## Passage
Re: [pgAdmin4][Patch] - RM 5457 - Kerberos Authentication - Phase 1

Hi Khushboo

Jenkins build for OSX is failing with the below error can you please fix
and send the patch:

runTest (pgadmin.browser.tests.test_master_password.MasterPasswordTestCase)
TestCase for Create master password dialog ... 2021-01-18
12:07:32,542: ERROR flask.app: 400 Bad Request: The CSRF tokens do not
match.
Traceback (most recent call last):
File "/Users/jenkins/workspace/pgadmin4-macos-qa/venv/lib/python3.9/site-packages/flask_wtf/csrf.py",
line 256, in protect
validate_csrf(self._get_csrf_token())
File "/Users/jenkins/workspace/pgadmin4-macos-qa/venv/lib/python3.9/site-packages/flask_wtf/csrf.py",
line 106, in validate_csrf
raise ValidationError('The CSRF tokens do not match.')
wtforms.validators.ValidationError: The CSRF tokens do not match.

On Mon, Jan 18, 2021 at 4:40 PM Akshay Joshi <akshay(dot)joshi(at)enterprisedb(dot)com>
wrote:

> Thanks, patch applied.
>
> On Mon, Jan 18, 2021 at 4:07 PM Khushboo Vashi <
> khushboo(dot)vashi(at)enterprisedb(dot)com> wrote:
>
>>
>>
>> On Mon, Jan 18, 2021 at 3:26 PM Dave Page <dpage(at)pgadmin(dot)org> wrote:
>>
>>>
>>>
>>> On Mon, Jan 18, 2021 at 9:37 AM Khushboo Vashi <
>>> khushboo(dot)vashi(at)enterprisedb(dot)com> wrote:
>>>
>>>>
>>>>
>>>> On Mon, Jan 18, 2021 at 2:45 PM Dave Page <dpage(at)pgadmin(dot)org> wrote:
>>>>
>>>>> Hi
>>>>>
>>>>> On Mon, Jan 18, 2021 at 7:30 AM Khushboo Vashi <
>>>>> khushboo(dot)vashi(at)enterprisedb(dot)com> wrote:
>>>>>
>>>>>> Hi,
>>>>>>
>>>>>> Please find the attached updated patch with the below changes:
>>>>>>
>>>>>> - Dependencies are added into Linux packages in the RPM/DEBs.

## Task to complete
Set down the part of the email thread between "Jenkins build for" and "validate_csrf(self._get_csrf_token())", inclusive, without changing a word. The rows are separate material and have no connection to the email thread.

## Supplied material
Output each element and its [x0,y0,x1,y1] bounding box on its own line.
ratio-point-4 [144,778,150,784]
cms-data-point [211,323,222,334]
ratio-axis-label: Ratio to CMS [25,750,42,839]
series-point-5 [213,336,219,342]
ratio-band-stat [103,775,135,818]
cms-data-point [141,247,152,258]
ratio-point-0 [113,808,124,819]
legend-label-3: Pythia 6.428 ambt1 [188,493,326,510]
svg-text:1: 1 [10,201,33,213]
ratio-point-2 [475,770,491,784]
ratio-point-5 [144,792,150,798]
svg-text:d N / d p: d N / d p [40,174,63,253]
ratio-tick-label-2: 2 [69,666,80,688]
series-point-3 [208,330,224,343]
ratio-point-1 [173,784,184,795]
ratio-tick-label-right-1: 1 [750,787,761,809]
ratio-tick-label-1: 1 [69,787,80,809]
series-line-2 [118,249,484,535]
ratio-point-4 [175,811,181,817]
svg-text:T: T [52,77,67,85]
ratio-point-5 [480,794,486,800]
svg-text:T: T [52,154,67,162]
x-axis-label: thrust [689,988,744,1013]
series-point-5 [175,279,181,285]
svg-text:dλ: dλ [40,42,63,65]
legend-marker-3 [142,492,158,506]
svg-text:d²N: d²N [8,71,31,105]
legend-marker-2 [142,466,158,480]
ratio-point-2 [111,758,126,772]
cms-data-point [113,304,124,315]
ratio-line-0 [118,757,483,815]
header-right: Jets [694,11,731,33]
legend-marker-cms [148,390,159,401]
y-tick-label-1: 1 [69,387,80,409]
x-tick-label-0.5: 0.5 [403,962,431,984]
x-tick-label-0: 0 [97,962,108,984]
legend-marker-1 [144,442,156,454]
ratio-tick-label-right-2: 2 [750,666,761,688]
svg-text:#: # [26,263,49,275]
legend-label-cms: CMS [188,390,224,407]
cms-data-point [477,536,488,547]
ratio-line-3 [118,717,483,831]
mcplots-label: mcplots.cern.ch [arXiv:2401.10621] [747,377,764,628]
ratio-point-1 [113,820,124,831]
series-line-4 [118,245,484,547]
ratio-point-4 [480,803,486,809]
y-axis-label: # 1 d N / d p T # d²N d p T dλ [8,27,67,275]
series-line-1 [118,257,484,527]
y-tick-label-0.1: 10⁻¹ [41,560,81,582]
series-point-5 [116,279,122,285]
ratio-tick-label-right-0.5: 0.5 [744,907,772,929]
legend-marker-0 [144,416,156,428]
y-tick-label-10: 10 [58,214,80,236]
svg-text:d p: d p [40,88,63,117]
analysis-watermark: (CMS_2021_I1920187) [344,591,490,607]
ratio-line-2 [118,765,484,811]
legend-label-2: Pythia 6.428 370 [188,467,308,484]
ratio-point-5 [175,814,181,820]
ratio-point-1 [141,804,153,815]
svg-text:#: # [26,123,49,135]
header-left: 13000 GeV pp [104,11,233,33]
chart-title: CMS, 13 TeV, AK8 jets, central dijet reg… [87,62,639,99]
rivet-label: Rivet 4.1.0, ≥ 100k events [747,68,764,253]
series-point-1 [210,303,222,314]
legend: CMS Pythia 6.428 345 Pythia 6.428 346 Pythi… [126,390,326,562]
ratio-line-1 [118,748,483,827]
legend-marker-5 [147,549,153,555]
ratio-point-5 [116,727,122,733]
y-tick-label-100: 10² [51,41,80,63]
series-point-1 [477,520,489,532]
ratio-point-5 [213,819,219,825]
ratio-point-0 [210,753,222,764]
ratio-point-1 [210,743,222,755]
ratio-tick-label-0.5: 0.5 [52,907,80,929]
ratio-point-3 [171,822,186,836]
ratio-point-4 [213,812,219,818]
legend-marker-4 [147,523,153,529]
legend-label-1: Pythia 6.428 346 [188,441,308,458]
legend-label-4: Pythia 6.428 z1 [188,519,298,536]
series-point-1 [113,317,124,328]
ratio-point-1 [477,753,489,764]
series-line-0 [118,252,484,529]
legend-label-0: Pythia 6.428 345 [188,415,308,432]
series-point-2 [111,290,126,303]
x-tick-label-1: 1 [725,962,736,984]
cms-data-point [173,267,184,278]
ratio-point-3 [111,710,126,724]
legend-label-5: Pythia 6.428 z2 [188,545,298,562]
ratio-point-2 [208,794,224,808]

## Output of the task
Jenkins build for OSX is failing with the below error can you please fix
and send the patch:

runTest (pgadmin.browser.tests.test_master_password.MasterPasswordTestCase)
TestCase for Create master password dialog ... 2021-01-18
12:07:32,542: ERROR flask.app: 400 Bad Request: The CSRF tokens do not
match.
Traceback (most recent call last):
File "/Users/jenkins/workspace/pgadmin4-macos-qa/venv/lib/python3.9/site-packages/flask_wtf/csrf.py",
line 256, in protect
validate_csrf(self._get_csrf_token())